Exercise aim >> Copy out every line of the records below that contains the string "HEALTH". Case counts.

Records provided >>

<<<<

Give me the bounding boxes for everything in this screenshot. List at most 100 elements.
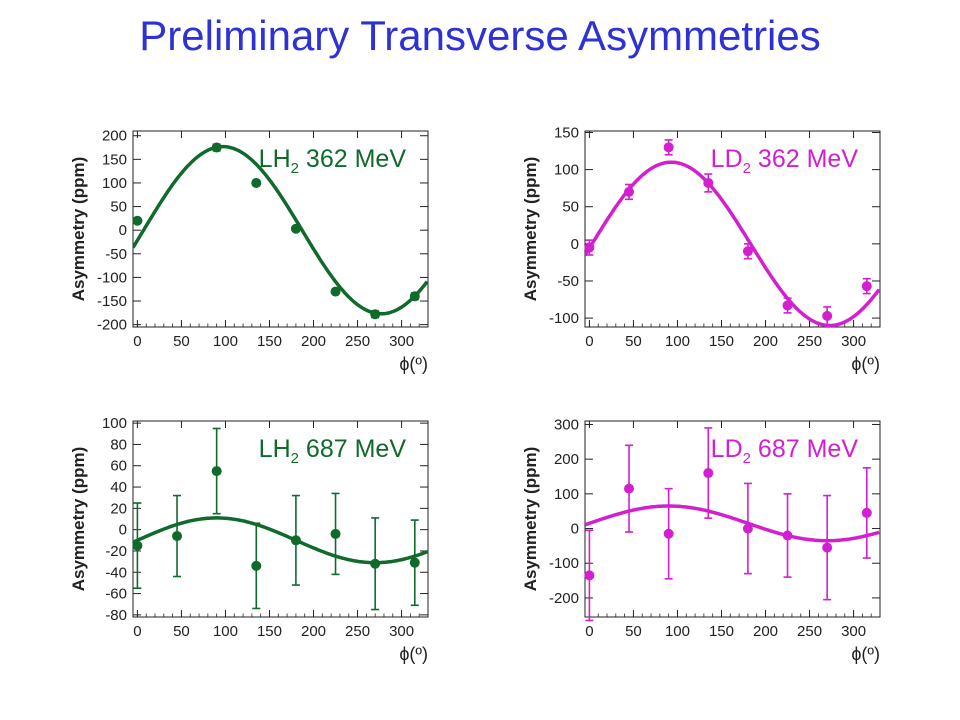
- panel-label-main: LD: [711, 145, 743, 173]
- y-tick-label: 100: [102, 175, 127, 192]
- panel-label: LD2 687 MeV: [711, 435, 859, 467]
- data-point: [409, 291, 420, 302]
- x-tick-label: 0: [133, 333, 141, 350]
- y-tick-label: -200: [97, 317, 127, 334]
- y-tick-label: -80: [105, 607, 127, 624]
- x-tick-label: 0: [585, 333, 593, 350]
- data-point: [251, 177, 262, 188]
- x-tick-label: 0: [133, 623, 141, 640]
- data-point: [330, 286, 341, 297]
- x-tick-label: 200: [753, 623, 778, 640]
- data-point: [742, 246, 753, 257]
- x-tick-label: 200: [753, 333, 778, 350]
- data-point: [822, 310, 833, 321]
- data-point: [251, 560, 262, 571]
- y-tick-label: 80: [110, 436, 127, 453]
- panel-label: LD2 362 MeV: [711, 145, 859, 177]
- panel-label-rest: 362 MeV: [299, 145, 406, 173]
- y-tick-label: 0: [571, 236, 579, 253]
- slide-title: Preliminary Transverse Asymmetries: [139, 12, 821, 59]
- y-tick-label: 50: [562, 199, 579, 216]
- y-axis-label: Asymmetry (ppm): [521, 157, 540, 302]
- data-point: [584, 242, 595, 253]
- data-point: [861, 281, 872, 292]
- plot-frame: [584, 420, 881, 618]
- x-tick-label: 0: [585, 623, 593, 640]
- x-tick-label: 50: [625, 623, 642, 640]
- data-point: [370, 558, 381, 569]
- x-axis-label: ϕ(º): [851, 644, 880, 664]
- y-tick-label: 100: [102, 415, 127, 432]
- y-tick-label: -50: [557, 273, 579, 290]
- y-tick-label: -100: [549, 555, 579, 572]
- x-tick-label: 50: [173, 623, 190, 640]
- y-tick-label: 150: [102, 151, 127, 168]
- y-tick-label: -50: [105, 246, 127, 263]
- data-point: [132, 540, 143, 551]
- y-tick-label: 50: [110, 199, 127, 216]
- data-point: [703, 468, 714, 479]
- plot-frame: [132, 130, 429, 328]
- y-tick-label: -40: [105, 564, 127, 581]
- panel-label-rest: 687 MeV: [299, 435, 406, 463]
- data-point: [624, 186, 635, 197]
- y-tick-label: 0: [119, 522, 127, 539]
- x-axis-label: ϕ(º): [399, 644, 428, 664]
- x-axis-label: ϕ(º): [851, 354, 880, 374]
- y-tick-label: -20: [105, 543, 127, 560]
- y-tick-label: 300: [554, 416, 579, 433]
- x-tick-label: 250: [797, 623, 822, 640]
- panel-label-main: LH: [259, 145, 291, 173]
- x-tick-label: 250: [345, 623, 370, 640]
- x-tick-label: 150: [257, 623, 282, 640]
- data-point: [172, 531, 183, 542]
- fit-curve: [585, 504, 880, 543]
- y-tick-label: 0: [119, 222, 127, 239]
- panel-label: LH2 362 MeV: [259, 145, 407, 177]
- chart-panel-lh2-687: 0 50 100 150 200 250 300 -80 -60 -40 -20 0 20 40 60 80 1…: [69, 415, 429, 664]
- plot-frame: [132, 420, 429, 618]
- panel-label-subscript: 2: [743, 160, 751, 177]
- data-point: [211, 466, 222, 477]
- y-tick-label: 100: [554, 162, 579, 179]
- panel-label-subscript: 2: [743, 450, 751, 467]
- data-point: [584, 570, 595, 581]
- chart-panel-ld2-687: 0 50 100 150 200 250 300 -200 -100 0 100 200 300 ϕ(º)…: [521, 416, 881, 664]
- x-tick-label: 300: [841, 333, 866, 350]
- x-tick-label: 100: [665, 623, 690, 640]
- panel-label-rest: 362 MeV: [751, 145, 858, 173]
- x-tick-label: 250: [345, 333, 370, 350]
- x-tick-label: 150: [257, 333, 282, 350]
- data-point: [742, 523, 753, 534]
- panel-label-main: LH: [259, 435, 291, 463]
- x-tick-label: 200: [301, 623, 326, 640]
- panel-label-subscript: 2: [291, 160, 299, 177]
- data-point: [782, 530, 793, 541]
- data-point: [132, 215, 143, 226]
- data-point: [663, 528, 674, 539]
- y-tick-label: 20: [110, 500, 127, 517]
- y-tick-label: -60: [105, 586, 127, 603]
- y-axis-label: Asymmetry (ppm): [69, 447, 88, 592]
- x-axis-label: ϕ(º): [399, 354, 428, 374]
- x-tick-label: 250: [797, 333, 822, 350]
- y-tick-label: 200: [102, 128, 127, 145]
- y-tick-label: 200: [554, 451, 579, 468]
- panel-label-rest: 687 MeV: [751, 435, 858, 463]
- chart-panel-ld2-362: 0 50 100 150 200 250 300 -100 -50 0 50 100 150 ϕ(º) As…: [521, 124, 881, 374]
- x-tick-label: 50: [173, 333, 190, 350]
- y-axis-label: Asymmetry (ppm): [69, 157, 88, 302]
- x-tick-label: 100: [213, 333, 238, 350]
- chart-panel-lh2-362: 0 50 100 150 200 250 300 -200 -150 -100 -50 0 50 100 1…: [69, 128, 429, 374]
- x-tick-label: 200: [301, 333, 326, 350]
- x-tick-label: 100: [665, 333, 690, 350]
- x-tick-label: 300: [389, 623, 414, 640]
- y-axis-label: Asymmetry (ppm): [521, 447, 540, 592]
- panel-label-subscript: 2: [291, 450, 299, 467]
- data-point: [663, 142, 674, 153]
- y-tick-label: -200: [549, 590, 579, 607]
- y-tick-label: 40: [110, 479, 127, 496]
- data-point: [624, 483, 635, 494]
- data-point: [330, 528, 341, 539]
- data-point: [782, 300, 793, 311]
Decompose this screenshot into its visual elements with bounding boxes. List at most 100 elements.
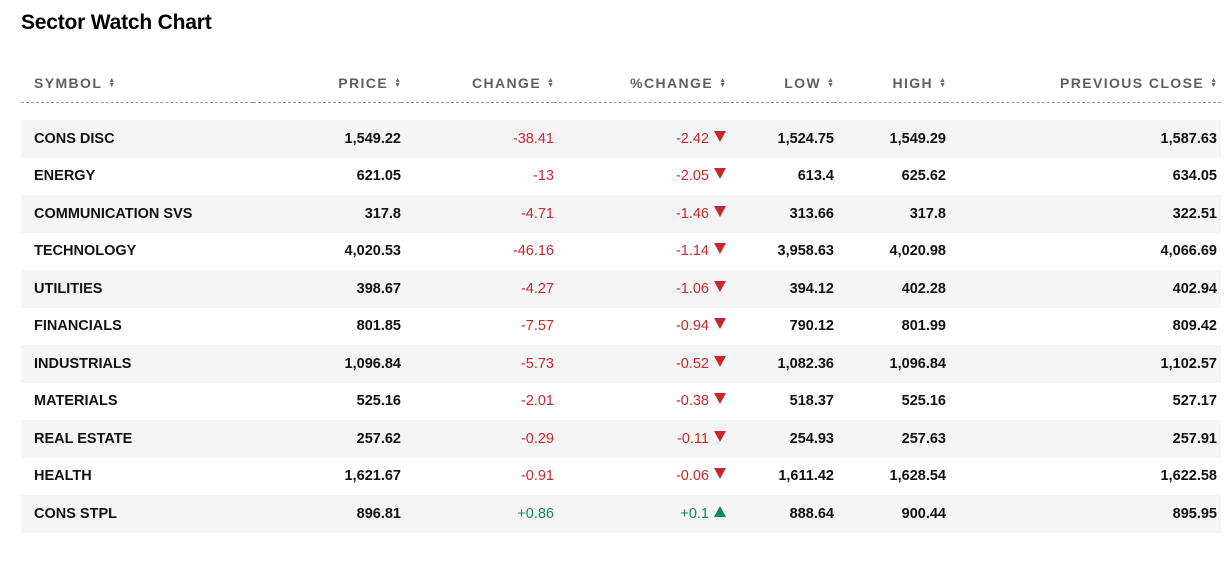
symbol-link[interactable]: ENERGY: [34, 168, 96, 185]
cell-change: -38.41: [401, 120, 554, 158]
symbol-link[interactable]: REAL ESTATE: [34, 430, 133, 447]
cell-symbol[interactable]: MATERIALS: [21, 382, 253, 420]
cell-value: -1.46: [675, 205, 709, 222]
cell-symbol[interactable]: UTILITIES: [21, 270, 253, 308]
cell-change: -0.29: [401, 420, 554, 458]
sort-updown-icon[interactable]: ▲ ▼: [827, 77, 834, 89]
symbol-link[interactable]: TECHNOLOGY: [34, 243, 137, 260]
cell-value: 254.93: [789, 430, 834, 447]
table-row[interactable]: TECHNOLOGY 4,020.53 -46.16 -1.14 3,958.63 4,0…: [21, 232, 1221, 270]
cell-symbol[interactable]: HEALTH: [21, 457, 253, 495]
table-row[interactable]: COMMUNICATION SVS 317.8 -4.71 -1.46 313.66 31…: [21, 195, 1221, 233]
table-row[interactable]: FINANCIALS 801.85 -7.57 -0.94 790.12 801.99 80…: [21, 307, 1221, 345]
symbol-link[interactable]: FINANCIALS: [34, 318, 122, 335]
cell-symbol[interactable]: CONS STPL: [21, 495, 253, 533]
column-header-prev-close[interactable]: PREVIOUS CLOSE ▲ ▼: [946, 64, 1221, 103]
sort-updown-icon[interactable]: ▲ ▼: [547, 77, 554, 89]
cell-value: 621.05: [356, 168, 401, 185]
cell-symbol[interactable]: CONS DISC: [21, 120, 253, 158]
cell-change: -46.16: [401, 232, 554, 270]
column-header-change[interactable]: CHANGE ▲ ▼: [401, 64, 554, 103]
table-row[interactable]: HEALTH 1,621.67 -0.91 -0.06 1,611.42 1,628.54…: [21, 457, 1221, 495]
cell-symbol[interactable]: FINANCIALS: [21, 307, 253, 345]
cell-value: -2.05: [675, 168, 709, 185]
column-header-low[interactable]: LOW ▲ ▼: [726, 64, 834, 103]
cell-high: 402.28: [834, 270, 946, 308]
cell-change: -2.01: [401, 382, 554, 420]
cell-value: 801.85: [356, 318, 401, 335]
cell-value: 1,621.67: [344, 468, 401, 485]
table-row[interactable]: MATERIALS 525.16 -2.01 -0.38 518.37 525.16 527…: [21, 382, 1221, 420]
symbol-link[interactable]: CONS DISC: [34, 130, 115, 147]
cell-prev-close: 895.95: [946, 495, 1221, 533]
cell-symbol[interactable]: ENERGY: [21, 157, 253, 195]
cell-value: 257.62: [356, 430, 401, 447]
cell-value: 525.16: [356, 393, 401, 410]
cell-symbol[interactable]: COMMUNICATION SVS: [21, 195, 253, 233]
column-header-symbol[interactable]: SYMBOL ▲ ▼: [21, 64, 253, 103]
cell-value: -0.06: [675, 468, 709, 485]
symbol-link[interactable]: UTILITIES: [34, 280, 103, 297]
cell-value: 1,611.42: [778, 468, 834, 485]
cell-value: 1,524.75: [777, 130, 834, 147]
cell-change: -4.27: [401, 270, 554, 308]
symbol-link[interactable]: MATERIALS: [34, 393, 118, 410]
table-row[interactable]: REAL ESTATE 257.62 -0.29 -0.11 254.93 257.63 2…: [21, 420, 1221, 458]
sort-updown-icon[interactable]: ▲ ▼: [939, 77, 946, 89]
sort-updown-icon[interactable]: ▲ ▼: [394, 77, 401, 89]
cell-symbol[interactable]: TECHNOLOGY: [21, 232, 253, 270]
cell-value: -4.71: [520, 205, 554, 222]
cell-value: 257.63: [901, 430, 946, 447]
cell-value: 4,020.53: [344, 243, 401, 260]
cell-price: 398.67: [253, 270, 401, 308]
column-header-price[interactable]: PRICE ▲ ▼: [253, 64, 401, 103]
cell-value: -2.01: [520, 393, 554, 410]
arrow-down-icon: [714, 168, 726, 180]
cell-price: 525.16: [253, 382, 401, 420]
column-header-label: PREVIOUS CLOSE: [1059, 75, 1205, 91]
cell-low: 1,524.75: [726, 120, 834, 158]
table-row[interactable]: UTILITIES 398.67 -4.27 -1.06 394.12 402.28 402…: [21, 270, 1221, 308]
cell-value: 398.67: [356, 280, 401, 297]
sort-updown-icon[interactable]: ▲ ▼: [1210, 77, 1217, 89]
cell-value: 257.91: [1172, 430, 1217, 447]
cell-value: 1,096.84: [344, 355, 401, 372]
sort-updown-icon[interactable]: ▲ ▼: [108, 77, 116, 89]
table-row[interactable]: ENERGY 621.05 -13 -2.05 613.4 625.62 634.05: [21, 157, 1221, 195]
cell-high: 1,628.54: [834, 457, 946, 495]
table-body: CONS DISC 1,549.22 -38.41 -2.42 1,524.75 1,54…: [21, 103, 1221, 533]
cell-low: 613.4: [726, 157, 834, 195]
cell-value: 895.95: [1172, 505, 1217, 522]
table-row[interactable]: CONS DISC 1,549.22 -38.41 -2.42 1,524.75 1,54…: [21, 120, 1221, 158]
cell-value: +0.86: [517, 505, 554, 522]
symbol-link[interactable]: COMMUNICATION SVS: [34, 205, 193, 222]
arrow-down-icon: [714, 355, 726, 367]
cell-prev-close: 4,066.69: [946, 232, 1221, 270]
table-row[interactable]: INDUSTRIALS 1,096.84 -5.73 -0.52 1,082.36 1,0…: [21, 345, 1221, 383]
arrow-down-icon: [714, 318, 726, 330]
cell-value: 809.42: [1172, 318, 1217, 335]
column-header-pct-change[interactable]: %CHANGE ▲ ▼: [554, 64, 726, 103]
symbol-link[interactable]: CONS STPL: [34, 505, 117, 522]
cell-symbol[interactable]: INDUSTRIALS: [21, 345, 253, 383]
cell-change: -4.71: [401, 195, 554, 233]
cell-price: 317.8: [253, 195, 401, 233]
cell-symbol[interactable]: REAL ESTATE: [21, 420, 253, 458]
cell-price: 257.62: [253, 420, 401, 458]
cell-value: -13: [533, 168, 554, 185]
cell-pct-change: -1.14: [554, 232, 726, 270]
cell-pct-change: -0.94: [554, 307, 726, 345]
sort-updown-icon[interactable]: ▲ ▼: [719, 77, 726, 89]
symbol-link[interactable]: INDUSTRIALS: [34, 355, 132, 372]
cell-value: 4,020.98: [889, 243, 946, 260]
column-header-high[interactable]: HIGH ▲ ▼: [834, 64, 946, 103]
cell-high: 900.44: [834, 495, 946, 533]
cell-value: 888.64: [789, 505, 834, 522]
arrow-up-icon: [714, 505, 726, 517]
table-row[interactable]: CONS STPL 896.81 +0.86 +0.1 888.64 900.44 895.…: [21, 495, 1221, 533]
cell-low: 888.64: [726, 495, 834, 533]
cell-low: 3,958.63: [726, 232, 834, 270]
cell-low: 254.93: [726, 420, 834, 458]
symbol-link[interactable]: HEALTH: [34, 468, 92, 485]
cell-value: -7.57: [520, 318, 554, 335]
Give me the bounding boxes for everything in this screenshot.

>>>>

Finished exercise >>
cell-symbol[interactable]: HEALTH: [21, 457, 253, 495]
table-row[interactable]: HEALTH 1,621.67 -0.91 -0.06 1,611.42 1,628.54…: [21, 457, 1221, 495]
symbol-link[interactable]: HEALTH: [34, 468, 92, 485]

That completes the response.